# EXERCISE
Transcribe every line of the records verbatim.

# SOURCE RECORDS
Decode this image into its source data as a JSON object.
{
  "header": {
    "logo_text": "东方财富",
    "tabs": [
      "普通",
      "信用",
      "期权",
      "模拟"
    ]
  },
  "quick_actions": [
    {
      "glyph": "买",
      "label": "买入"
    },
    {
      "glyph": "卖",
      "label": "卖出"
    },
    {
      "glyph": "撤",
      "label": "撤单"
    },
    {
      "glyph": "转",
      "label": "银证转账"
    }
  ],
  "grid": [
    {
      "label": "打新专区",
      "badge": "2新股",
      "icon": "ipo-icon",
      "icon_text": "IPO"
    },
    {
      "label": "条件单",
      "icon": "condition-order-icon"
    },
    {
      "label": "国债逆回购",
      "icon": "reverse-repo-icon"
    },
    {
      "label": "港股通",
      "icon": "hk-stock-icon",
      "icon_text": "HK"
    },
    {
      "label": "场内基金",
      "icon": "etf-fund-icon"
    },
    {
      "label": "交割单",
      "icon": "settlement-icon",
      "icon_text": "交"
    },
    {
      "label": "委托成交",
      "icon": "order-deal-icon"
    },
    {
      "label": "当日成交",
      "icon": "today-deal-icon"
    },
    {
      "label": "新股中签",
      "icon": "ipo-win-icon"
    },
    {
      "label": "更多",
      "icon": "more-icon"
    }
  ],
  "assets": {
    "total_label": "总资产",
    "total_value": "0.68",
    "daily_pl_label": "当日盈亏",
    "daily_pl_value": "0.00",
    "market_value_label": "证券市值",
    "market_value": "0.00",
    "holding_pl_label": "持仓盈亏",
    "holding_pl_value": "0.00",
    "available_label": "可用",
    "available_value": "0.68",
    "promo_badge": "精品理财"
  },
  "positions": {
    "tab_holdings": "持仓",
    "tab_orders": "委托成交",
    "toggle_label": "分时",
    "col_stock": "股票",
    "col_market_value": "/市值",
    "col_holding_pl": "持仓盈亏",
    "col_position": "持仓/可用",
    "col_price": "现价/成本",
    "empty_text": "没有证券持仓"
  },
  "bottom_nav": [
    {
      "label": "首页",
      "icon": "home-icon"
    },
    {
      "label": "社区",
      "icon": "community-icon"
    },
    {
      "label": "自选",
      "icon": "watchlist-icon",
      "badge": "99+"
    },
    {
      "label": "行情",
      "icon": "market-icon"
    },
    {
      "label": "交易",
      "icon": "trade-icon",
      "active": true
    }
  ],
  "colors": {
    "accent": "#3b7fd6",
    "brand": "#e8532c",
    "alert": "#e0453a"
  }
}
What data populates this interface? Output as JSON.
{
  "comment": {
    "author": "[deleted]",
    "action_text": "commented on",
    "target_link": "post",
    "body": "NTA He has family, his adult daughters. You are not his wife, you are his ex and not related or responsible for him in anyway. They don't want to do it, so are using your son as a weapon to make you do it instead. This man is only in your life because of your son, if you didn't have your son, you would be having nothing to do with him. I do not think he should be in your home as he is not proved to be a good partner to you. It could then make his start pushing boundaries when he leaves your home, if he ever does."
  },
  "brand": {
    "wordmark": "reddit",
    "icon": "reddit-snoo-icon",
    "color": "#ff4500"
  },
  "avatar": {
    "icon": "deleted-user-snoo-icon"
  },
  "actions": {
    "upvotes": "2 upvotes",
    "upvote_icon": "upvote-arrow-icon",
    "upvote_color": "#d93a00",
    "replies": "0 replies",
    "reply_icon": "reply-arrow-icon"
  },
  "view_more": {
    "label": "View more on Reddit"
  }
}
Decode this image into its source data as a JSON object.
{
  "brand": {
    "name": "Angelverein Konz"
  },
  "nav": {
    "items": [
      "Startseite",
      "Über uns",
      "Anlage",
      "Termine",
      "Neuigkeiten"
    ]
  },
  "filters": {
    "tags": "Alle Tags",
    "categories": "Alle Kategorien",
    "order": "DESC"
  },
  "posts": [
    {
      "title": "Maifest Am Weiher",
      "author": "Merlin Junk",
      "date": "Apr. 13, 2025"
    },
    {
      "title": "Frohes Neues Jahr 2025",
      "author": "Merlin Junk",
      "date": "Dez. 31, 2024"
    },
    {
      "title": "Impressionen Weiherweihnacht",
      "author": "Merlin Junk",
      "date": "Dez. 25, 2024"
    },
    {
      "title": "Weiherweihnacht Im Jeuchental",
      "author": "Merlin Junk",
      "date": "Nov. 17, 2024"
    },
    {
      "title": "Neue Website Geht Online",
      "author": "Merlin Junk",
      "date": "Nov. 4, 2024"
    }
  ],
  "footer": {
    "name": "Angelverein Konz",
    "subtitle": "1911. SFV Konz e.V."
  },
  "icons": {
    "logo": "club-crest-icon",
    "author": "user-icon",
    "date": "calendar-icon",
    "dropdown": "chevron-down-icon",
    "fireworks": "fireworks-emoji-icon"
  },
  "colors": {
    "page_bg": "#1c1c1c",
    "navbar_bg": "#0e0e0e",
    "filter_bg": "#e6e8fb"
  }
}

# WRITTEN SOLUTION
Decode this image into its source data as a JSON object.
{
  "header": {
    "logo_text": "东方财富",
    "tabs": [
      "普通",
      "信用",
      "期权",
      "模拟"
    ]
  },
  "quick_actions": [
    {
      "glyph": "买",
      "label": "买入"
    },
    {
      "glyph": "卖",
      "label": "卖出"
    },
    {
      "glyph": "撤",
      "label": "撤单"
    },
    {
      "glyph": "转",
      "label": "银证转账"
    }
  ],
  "grid": [
    {
      "label": "打新专区",
      "badge": "2新股",
      "icon": "ipo-icon",
      "icon_text": "IPO"
    },
    {
      "label": "条件单",
      "icon": "condition-order-icon"
    },
    {
      "label": "国债逆回购",
      "icon": "reverse-repo-icon"
    },
    {
      "label": "港股通",
      "icon": "hk-stock-icon",
      "icon_text": "HK"
    },
    {
      "label": "场内基金",
      "icon": "etf-fund-icon"
    },
    {
      "label": "交割单",
      "icon": "settlement-icon",
      "icon_text": "交"
    },
    {
      "label": "委托成交",
      "icon": "order-deal-icon"
    },
    {
      "label": "当日成交",
      "icon": "today-deal-icon"
    },
    {
      "label": "新股中签",
      "icon": "ipo-win-icon"
    },
    {
      "label": "更多",
      "icon": "more-icon"
    }
  ],
  "assets": {
    "total_label": "总资产",
    "total_value": "0.68",
    "daily_pl_label": "当日盈亏",
    "daily_pl_value": "0.00",
    "market_value_label": "证券市值",
    "market_value": "0.00",
    "holding_pl_label": "持仓盈亏",
    "holding_pl_value": "0.00",
    "available_label": "可用",
    "available_value": "0.68",
    "promo_badge": "精品理财"
  },
  "positions": {
    "tab_holdings": "持仓",
    "tab_orders": "委托成交",
    "toggle_label": "分时",
    "col_stock": "股票",
    "col_market_value": "/市值",
    "col_holding_pl": "持仓盈亏",
    "col_position": "持仓/可用",
    "col_price": "现价/成本",
    "empty_text": "没有证券持仓"
  },
  "bottom_nav": [
    {
      "label": "首页",
      "icon": "home-icon"
    },
    {
      "label": "社区",
      "icon": "community-icon"
    },
    {
      "label": "自选",
      "icon": "watchlist-icon",
      "badge": "99+"
    },
    {
      "label": "行情",
      "icon": "market-icon"
    },
    {
      "label": "交易",
      "icon": "trade-icon",
      "active": true
    }
  ],
  "colors": {
    "accent": "#3b7fd6",
    "brand": "#e8532c",
    "alert": "#e0453a"
  }
}
What data populates this interface? Output as JSON.
{
  "comment": {
    "author": "[deleted]",
    "action_text": "commented on",
    "target_link": "post",
    "body": "NTA He has family, his adult daughters. You are not his wife, you are his ex and not related or responsible for him in anyway. They don't want to do it, so are using your son as a weapon to make you do it instead. This man is only in your life because of your son, if you didn't have your son, you would be having nothing to do with him. I do not think he should be in your home as he is not proved to be a good partner to you. It could then make his start pushing boundaries when he leaves your home, if he ever does."
  },
  "brand": {
    "wordmark": "reddit",
    "icon": "reddit-snoo-icon",
    "color": "#ff4500"
  },
  "avatar": {
    "icon": "deleted-user-snoo-icon"
  },
  "actions": {
    "upvotes": "2 upvotes",
    "upvote_icon": "upvote-arrow-icon",
    "upvote_color": "#d93a00",
    "replies": "0 replies",
    "reply_icon": "reply-arrow-icon"
  },
  "view_more": {
    "label": "View more on Reddit"
  }
}
Decode this image into its source data as a JSON object.
{
  "brand": {
    "name": "Angelverein Konz"
  },
  "nav": {
    "items": [
      "Startseite",
      "Über uns",
      "Anlage",
      "Termine",
      "Neuigkeiten"
    ]
  },
  "filters": {
    "tags": "Alle Tags",
    "categories": "Alle Kategorien",
    "order": "DESC"
  },
  "posts": [
    {
      "title": "Maifest Am Weiher",
      "author": "Merlin Junk",
      "date": "Apr. 13, 2025"
    },
    {
      "title": "Frohes Neues Jahr 2025",
      "author": "Merlin Junk",
      "date": "Dez. 31, 2024"
    },
    {
      "title": "Impressionen Weiherweihnacht",
      "author": "Merlin Junk",
      "date": "Dez. 25, 2024"
    },
    {
      "title": "Weiherweihnacht Im Jeuchental",
      "author": "Merlin Junk",
      "date": "Nov. 17, 2024"
    },
    {
      "title": "Neue Website Geht Online",
      "author": "Merlin Junk",
      "date": "Nov. 4, 2024"
    }
  ],
  "footer": {
    "name": "Angelverein Konz",
    "subtitle": "1911. SFV Konz e.V."
  },
  "icons": {
    "logo": "club-crest-icon",
    "author": "user-icon",
    "date": "calendar-icon",
    "dropdown": "chevron-down-icon",
    "fireworks": "fireworks-emoji-icon"
  },
  "colors": {
    "page_bg": "#1c1c1c",
    "navbar_bg": "#0e0e0e",
    "filter_bg": "#e6e8fb"
  }
}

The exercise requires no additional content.